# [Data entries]
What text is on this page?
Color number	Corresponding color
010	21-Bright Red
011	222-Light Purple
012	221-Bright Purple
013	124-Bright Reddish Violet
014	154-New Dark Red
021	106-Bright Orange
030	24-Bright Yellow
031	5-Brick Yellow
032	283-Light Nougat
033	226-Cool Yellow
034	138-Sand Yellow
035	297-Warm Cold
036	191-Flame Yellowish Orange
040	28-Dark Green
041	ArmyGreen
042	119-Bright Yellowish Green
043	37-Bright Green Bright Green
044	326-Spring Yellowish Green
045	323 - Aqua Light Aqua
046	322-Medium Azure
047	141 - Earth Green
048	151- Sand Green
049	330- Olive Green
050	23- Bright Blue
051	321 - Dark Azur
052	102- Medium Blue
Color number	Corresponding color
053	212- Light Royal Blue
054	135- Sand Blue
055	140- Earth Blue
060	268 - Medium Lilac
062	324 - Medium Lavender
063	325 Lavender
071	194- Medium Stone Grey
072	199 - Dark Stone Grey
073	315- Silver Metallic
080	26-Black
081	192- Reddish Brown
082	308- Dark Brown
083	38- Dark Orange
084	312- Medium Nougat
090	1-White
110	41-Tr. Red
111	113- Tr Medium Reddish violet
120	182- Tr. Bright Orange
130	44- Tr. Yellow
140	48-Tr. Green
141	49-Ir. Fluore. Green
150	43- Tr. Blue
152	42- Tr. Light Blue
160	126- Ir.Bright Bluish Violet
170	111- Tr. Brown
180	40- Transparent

# [TASK INSTRUCTIONS]
Check every line of the entries above for the word "Dark" and report how many lines contain it, giving the number only.

# [TASK RESPONSE]
6